[Data entries for graphics]
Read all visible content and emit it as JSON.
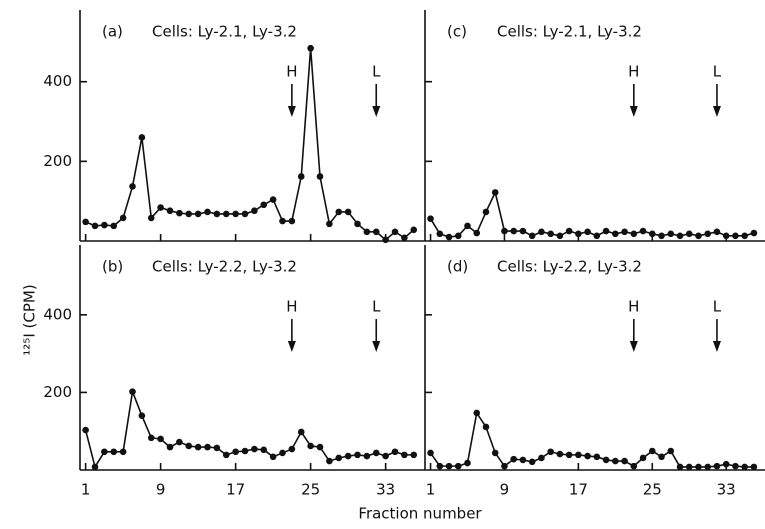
{
  "ylabel": "¹²⁵I (CPM)",
  "xlabel": "Fraction number",
  "chart_data": [
    {
      "type": "line",
      "label": "(a)",
      "title": "Cells: Ly-2.1, Ly-3.2",
      "color": "#111111",
      "x": [
        1,
        2,
        3,
        4,
        5,
        6,
        7,
        8,
        9,
        10,
        11,
        12,
        13,
        14,
        15,
        16,
        17,
        18,
        19,
        20,
        21,
        22,
        23,
        24,
        25,
        26,
        27,
        28,
        29,
        30,
        31,
        32,
        33,
        34,
        35,
        36
      ],
      "values": [
        48,
        38,
        40,
        38,
        58,
        137,
        260,
        58,
        84,
        76,
        70,
        68,
        68,
        73,
        68,
        68,
        68,
        68,
        76,
        91,
        104,
        50,
        50,
        162,
        484,
        162,
        43,
        73,
        73,
        43,
        23,
        23,
        3,
        23,
        8,
        28
      ],
      "xlim": [
        0.4,
        37.2
      ],
      "ylim": [
        0,
        580
      ],
      "xticks": [
        1,
        9,
        17,
        25,
        33
      ],
      "yticks": [
        200,
        400
      ],
      "xtick_labels": false,
      "ytick_labels": true,
      "annotations": [
        {
          "text": "H",
          "x": 23
        },
        {
          "text": "L",
          "x": 32
        }
      ]
    },
    {
      "type": "line",
      "label": "(c)",
      "title": "Cells: Ly-2.1, Ly-3.2",
      "color": "#111111",
      "x": [
        1,
        2,
        3,
        4,
        5,
        6,
        7,
        8,
        9,
        10,
        11,
        12,
        13,
        14,
        15,
        16,
        17,
        18,
        19,
        20,
        21,
        22,
        23,
        24,
        25,
        26,
        27,
        28,
        29,
        30,
        31,
        32,
        33,
        34,
        35,
        36
      ],
      "values": [
        56,
        18,
        10,
        13,
        38,
        20,
        73,
        122,
        25,
        25,
        25,
        13,
        23,
        18,
        13,
        25,
        18,
        23,
        13,
        25,
        18,
        23,
        18,
        25,
        18,
        13,
        18,
        13,
        18,
        13,
        18,
        23,
        13,
        13,
        13,
        20
      ],
      "xlim": [
        0.4,
        37.2
      ],
      "ylim": [
        0,
        580
      ],
      "xticks": [
        1,
        9,
        17,
        25,
        33
      ],
      "yticks": [
        200,
        400
      ],
      "xtick_labels": false,
      "ytick_labels": false,
      "annotations": [
        {
          "text": "H",
          "x": 23
        },
        {
          "text": "L",
          "x": 32
        }
      ]
    },
    {
      "type": "line",
      "label": "(b)",
      "title": "Cells: Ly-2.2, Ly-3.2",
      "color": "#111111",
      "x": [
        1,
        2,
        3,
        4,
        5,
        6,
        7,
        8,
        9,
        10,
        11,
        12,
        13,
        14,
        15,
        16,
        17,
        18,
        19,
        20,
        21,
        22,
        23,
        24,
        25,
        26,
        27,
        28,
        29,
        30,
        31,
        32,
        33,
        34,
        35,
        36
      ],
      "values": [
        103,
        8,
        47,
        47,
        47,
        202,
        140,
        83,
        80,
        59,
        72,
        62,
        59,
        59,
        57,
        39,
        47,
        49,
        54,
        52,
        34,
        44,
        54,
        98,
        62,
        59,
        23,
        31,
        36,
        39,
        36,
        44,
        36,
        47,
        39,
        39
      ],
      "xlim": [
        0.4,
        37.2
      ],
      "ylim": [
        0,
        580
      ],
      "xticks": [
        1,
        9,
        17,
        25,
        33
      ],
      "yticks": [
        200,
        400
      ],
      "xtick_labels": true,
      "ytick_labels": true,
      "annotations": [
        {
          "text": "H",
          "x": 23
        },
        {
          "text": "L",
          "x": 32
        }
      ]
    },
    {
      "type": "line",
      "label": "(d)",
      "title": "Cells: Ly-2.2, Ly-3.2",
      "color": "#111111",
      "x": [
        1,
        2,
        3,
        4,
        5,
        6,
        7,
        8,
        9,
        10,
        11,
        12,
        13,
        14,
        15,
        16,
        17,
        18,
        19,
        20,
        21,
        22,
        23,
        24,
        25,
        26,
        27,
        28,
        29,
        30,
        31,
        32,
        33,
        34,
        35,
        36
      ],
      "values": [
        44,
        10,
        10,
        10,
        18,
        147,
        111,
        44,
        10,
        28,
        26,
        21,
        31,
        47,
        41,
        39,
        39,
        36,
        34,
        26,
        23,
        23,
        10,
        31,
        49,
        34,
        49,
        8,
        8,
        8,
        8,
        10,
        15,
        10,
        8,
        8
      ],
      "xlim": [
        0.4,
        37.2
      ],
      "ylim": [
        0,
        580
      ],
      "xticks": [
        1,
        9,
        17,
        25,
        33
      ],
      "yticks": [
        200,
        400
      ],
      "xtick_labels": true,
      "ytick_labels": false,
      "annotations": [
        {
          "text": "H",
          "x": 23
        },
        {
          "text": "L",
          "x": 32
        }
      ]
    }
  ]
}
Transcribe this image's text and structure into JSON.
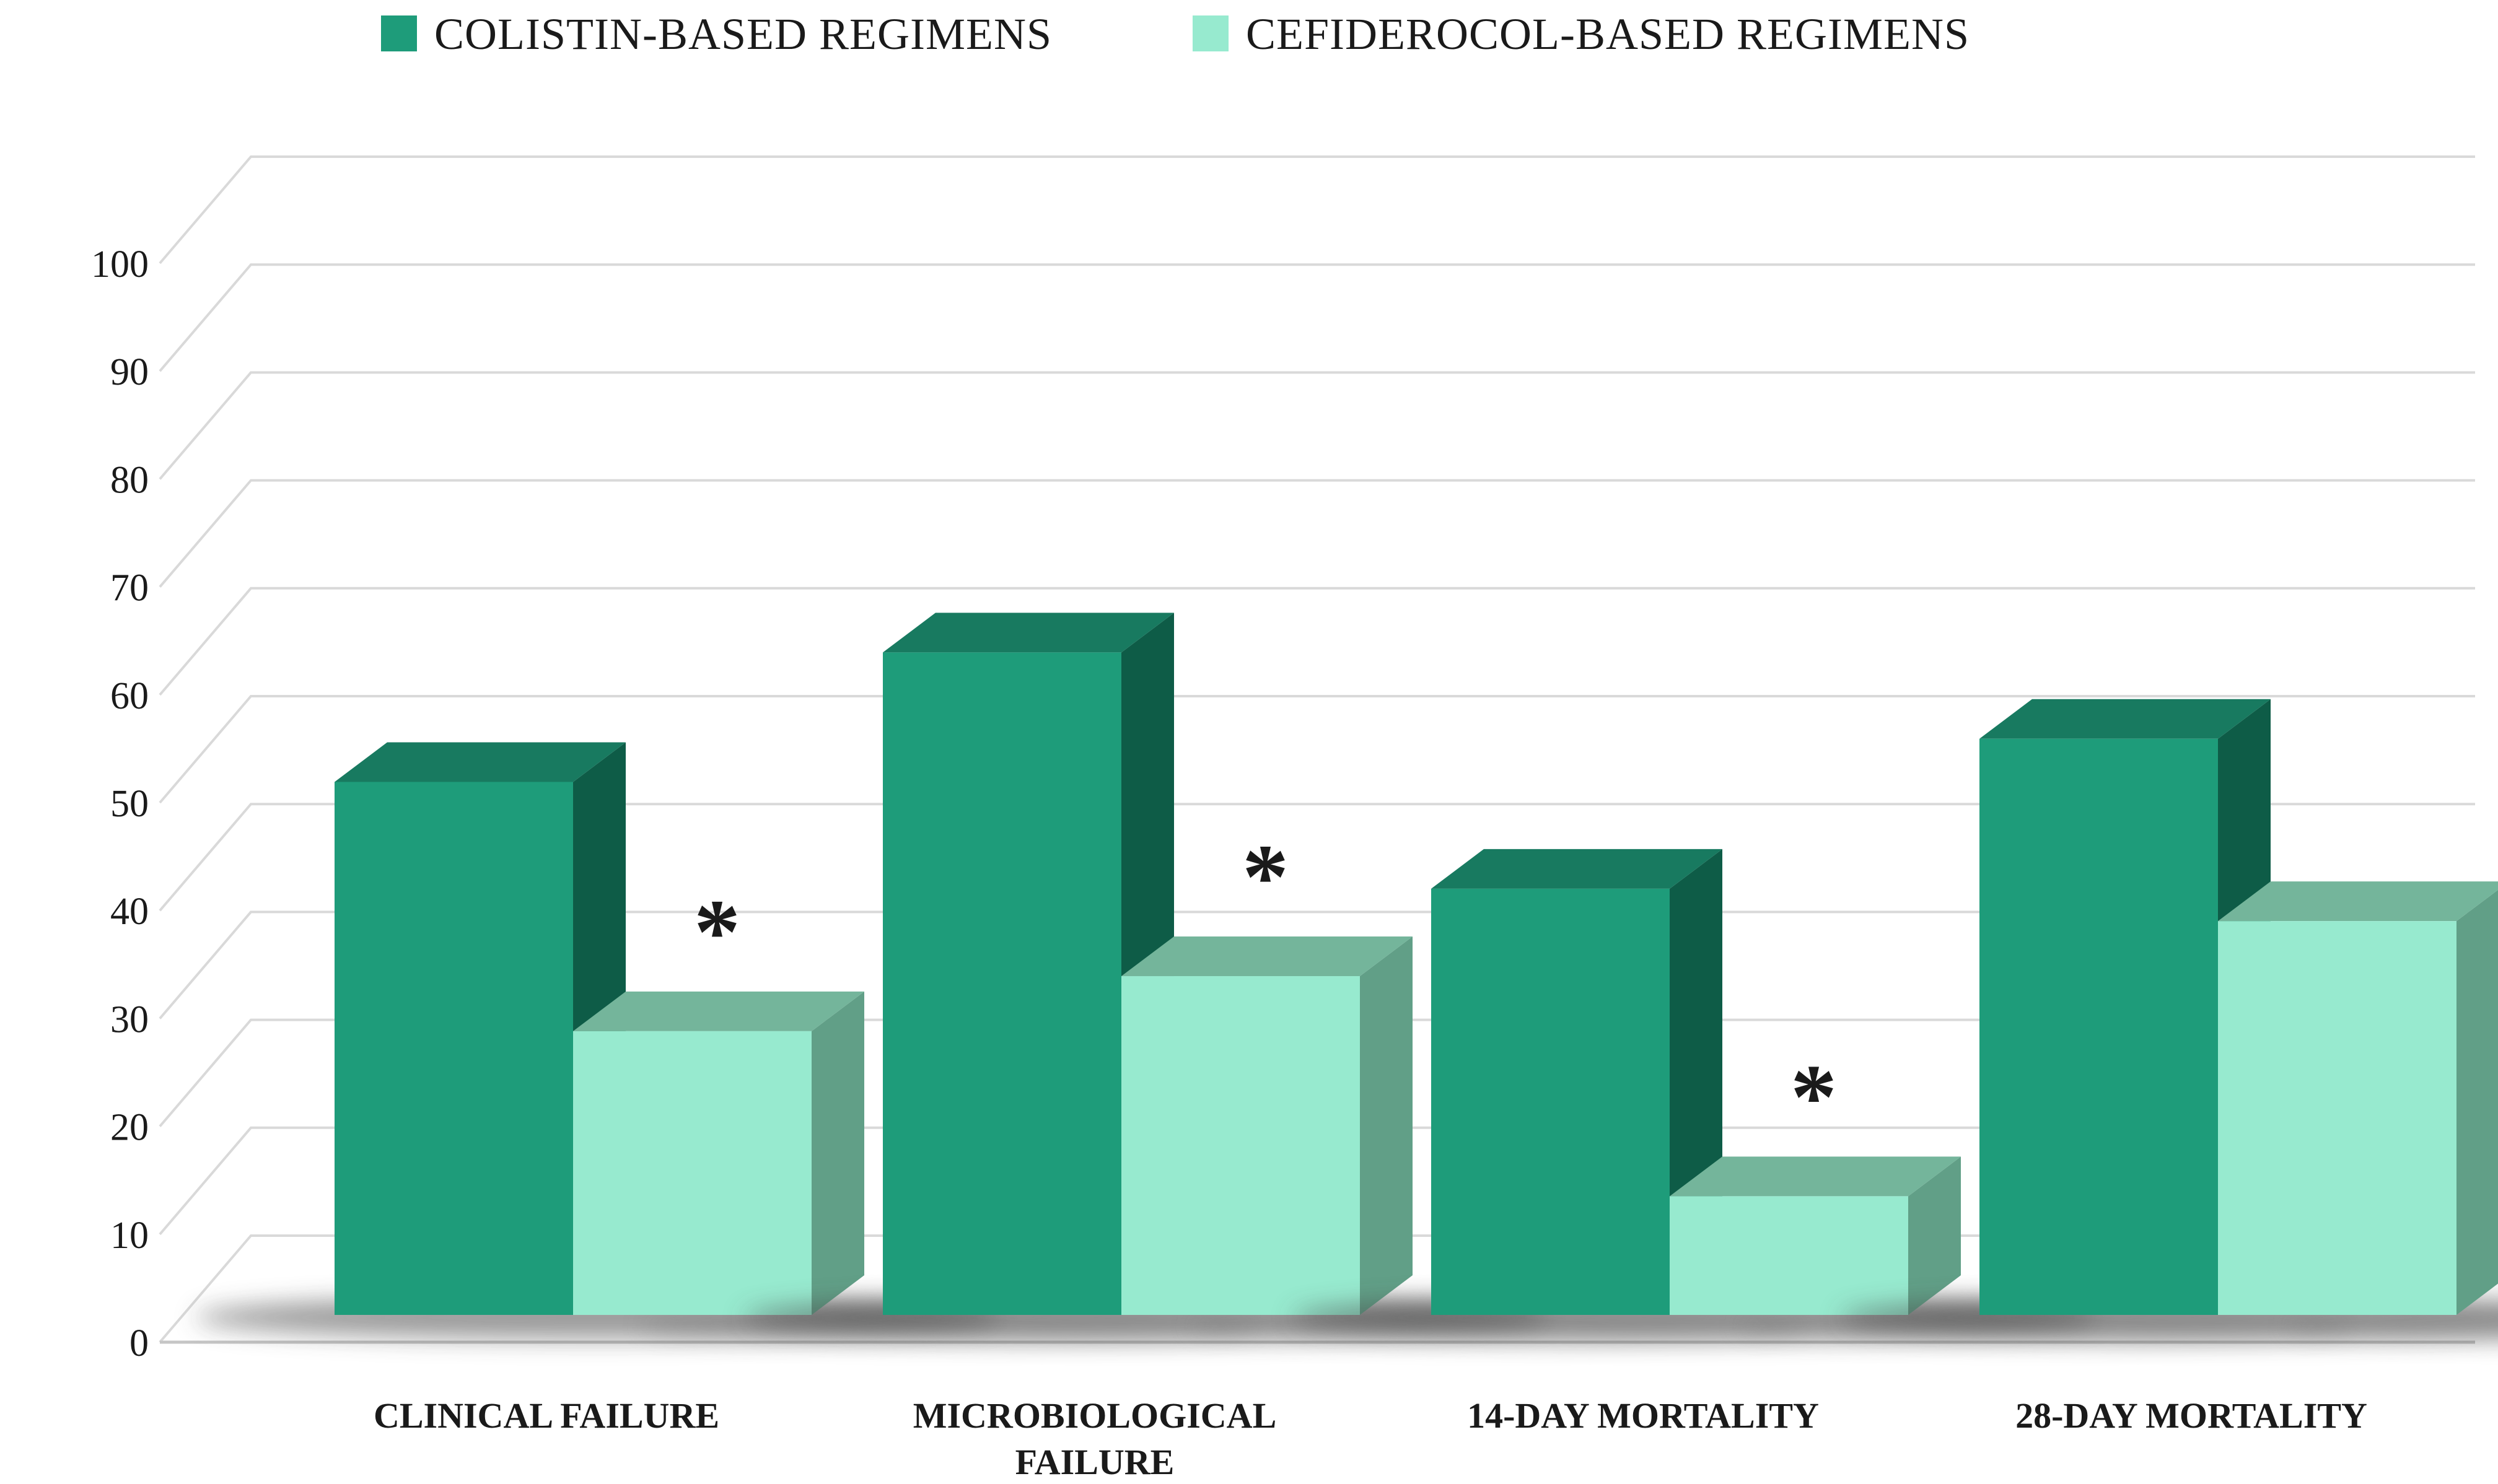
{
  "chart_data": {
    "type": "bar",
    "style": "3d-clustered-column",
    "title": "",
    "categories": [
      "CLINICAL FAILURE",
      "MICROBIOLOGICAL\nFAILURE",
      "14-DAY MORTALITY",
      "28-DAY MORTALITY"
    ],
    "series": [
      {
        "name": "COLISTIN-BASED REGIMENS",
        "values": [
          49.4,
          61.4,
          39.5,
          53.4
        ],
        "color_front": "#1E9C7A",
        "color_top": "#187A60",
        "color_side": "#0E5C47"
      },
      {
        "name": "CEFIDEROCOL-BASED REGIMENS",
        "values": [
          26.3,
          31.4,
          11.0,
          36.5
        ],
        "significance": [
          true,
          true,
          true,
          false
        ],
        "color_front": "#97EACF",
        "color_top": "#74B59B",
        "color_side": "#619F87"
      }
    ],
    "significance_symbol": "*",
    "y_axis": {
      "min": 0,
      "max": 100,
      "step": 10,
      "tick_labels": [
        "0",
        "10",
        "20",
        "30",
        "40",
        "50",
        "60",
        "70",
        "80",
        "90",
        "100"
      ]
    },
    "xlabel": "",
    "ylabel": "",
    "grid": true,
    "legend_position": "top-center",
    "colors": {
      "background": "#FFFFFF",
      "gridline": "#D9D9D9",
      "axis_line": "#C6C6C6",
      "text": "#1A1A1A",
      "shadow": "#454545"
    }
  }
}
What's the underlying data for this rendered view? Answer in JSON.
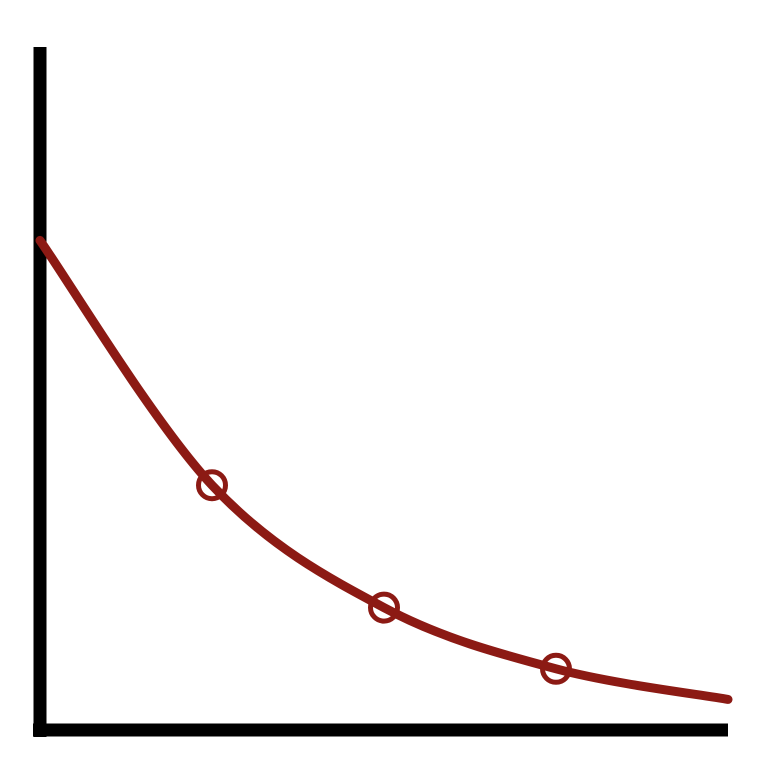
{
  "chart_data": {
    "type": "line",
    "x": [
      0,
      25,
      50,
      75,
      100
    ],
    "series": [
      {
        "color": "#8c1a14",
        "values": [
          72,
          36,
          18,
          9,
          4.5
        ],
        "markers": [
          false,
          true,
          true,
          true,
          false
        ]
      }
    ],
    "xlim": [
      0,
      100
    ],
    "ylim": [
      0,
      100
    ]
  }
}
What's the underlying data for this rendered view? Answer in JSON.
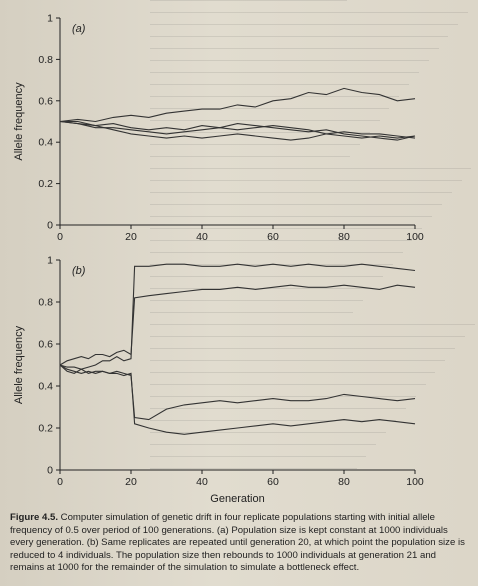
{
  "chart_data": [
    {
      "type": "line",
      "panel_label": "(a)",
      "xlabel": "",
      "ylabel": "Allele frequency",
      "xlim": [
        0,
        100
      ],
      "ylim": [
        0,
        1
      ],
      "xticks": [
        "0",
        "20",
        "40",
        "60",
        "80",
        "100"
      ],
      "yticks": [
        "0",
        "0.2",
        "0.4",
        "0.6",
        "0.8",
        "1"
      ],
      "x": [
        0,
        5,
        10,
        15,
        20,
        25,
        30,
        35,
        40,
        45,
        50,
        55,
        60,
        65,
        70,
        75,
        80,
        85,
        90,
        95,
        100
      ],
      "series": [
        {
          "values": [
            0.5,
            0.51,
            0.5,
            0.52,
            0.53,
            0.52,
            0.54,
            0.55,
            0.56,
            0.56,
            0.58,
            0.57,
            0.6,
            0.61,
            0.64,
            0.63,
            0.66,
            0.64,
            0.63,
            0.6,
            0.61
          ]
        },
        {
          "values": [
            0.5,
            0.49,
            0.48,
            0.49,
            0.47,
            0.46,
            0.47,
            0.46,
            0.48,
            0.47,
            0.49,
            0.48,
            0.47,
            0.46,
            0.45,
            0.46,
            0.44,
            0.43,
            0.42,
            0.41,
            0.43
          ]
        },
        {
          "values": [
            0.5,
            0.49,
            0.47,
            0.47,
            0.46,
            0.45,
            0.44,
            0.45,
            0.46,
            0.47,
            0.46,
            0.47,
            0.48,
            0.47,
            0.46,
            0.44,
            0.45,
            0.44,
            0.44,
            0.43,
            0.42
          ]
        },
        {
          "values": [
            0.5,
            0.5,
            0.48,
            0.46,
            0.44,
            0.43,
            0.42,
            0.43,
            0.42,
            0.43,
            0.44,
            0.43,
            0.42,
            0.41,
            0.42,
            0.44,
            0.43,
            0.42,
            0.43,
            0.42,
            0.43
          ]
        }
      ]
    },
    {
      "type": "line",
      "panel_label": "(b)",
      "xlabel": "Generation",
      "ylabel": "Allele frequency",
      "xlim": [
        0,
        100
      ],
      "ylim": [
        0,
        1
      ],
      "xticks": [
        "0",
        "20",
        "40",
        "60",
        "80",
        "100"
      ],
      "yticks": [
        "0",
        "0.2",
        "0.4",
        "0.6",
        "0.8",
        "1"
      ],
      "x": [
        0,
        2,
        4,
        6,
        8,
        10,
        12,
        14,
        16,
        18,
        20,
        21,
        25,
        30,
        35,
        40,
        45,
        50,
        55,
        60,
        65,
        70,
        75,
        80,
        85,
        90,
        95,
        100
      ],
      "series": [
        {
          "values": [
            0.5,
            0.49,
            0.49,
            0.48,
            0.49,
            0.5,
            0.52,
            0.52,
            0.54,
            0.52,
            0.53,
            0.97,
            0.97,
            0.98,
            0.98,
            0.97,
            0.97,
            0.98,
            0.97,
            0.98,
            0.97,
            0.98,
            0.97,
            0.97,
            0.98,
            0.97,
            0.96,
            0.95
          ]
        },
        {
          "values": [
            0.5,
            0.52,
            0.53,
            0.54,
            0.53,
            0.55,
            0.55,
            0.54,
            0.56,
            0.57,
            0.55,
            0.82,
            0.83,
            0.84,
            0.85,
            0.86,
            0.86,
            0.87,
            0.86,
            0.87,
            0.88,
            0.87,
            0.87,
            0.88,
            0.87,
            0.86,
            0.88,
            0.87
          ]
        },
        {
          "values": [
            0.5,
            0.48,
            0.47,
            0.46,
            0.47,
            0.46,
            0.47,
            0.46,
            0.47,
            0.46,
            0.45,
            0.25,
            0.24,
            0.29,
            0.31,
            0.32,
            0.33,
            0.32,
            0.33,
            0.34,
            0.33,
            0.33,
            0.34,
            0.36,
            0.35,
            0.34,
            0.33,
            0.34
          ]
        },
        {
          "values": [
            0.5,
            0.47,
            0.46,
            0.48,
            0.46,
            0.47,
            0.47,
            0.46,
            0.46,
            0.45,
            0.46,
            0.22,
            0.2,
            0.18,
            0.17,
            0.18,
            0.19,
            0.2,
            0.21,
            0.22,
            0.21,
            0.22,
            0.23,
            0.24,
            0.23,
            0.24,
            0.23,
            0.22
          ]
        }
      ]
    }
  ],
  "caption": {
    "figure_number": "Figure 4.5.",
    "text": "Computer simulation of genetic drift in four replicate populations starting with initial allele frequency of 0.5 over period of 100 generations. (a) Population size is kept constant at 1000 individuals every generation. (b) Same replicates are repeated until generation 20, at which point the population size is reduced to 4 individuals. The population size then rebounds to 1000 individuals at generation 21 and remains at 1000 for the remainder of the simulation to simulate a bottleneck effect."
  },
  "colors": {
    "page": "#ddd8cb",
    "ink": "#222222",
    "line": "#333333"
  }
}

DIRECTIVE ▸ Count all lines of the data that include "JSON". The answer is the number alone.

FINISHED TASK ▸ 4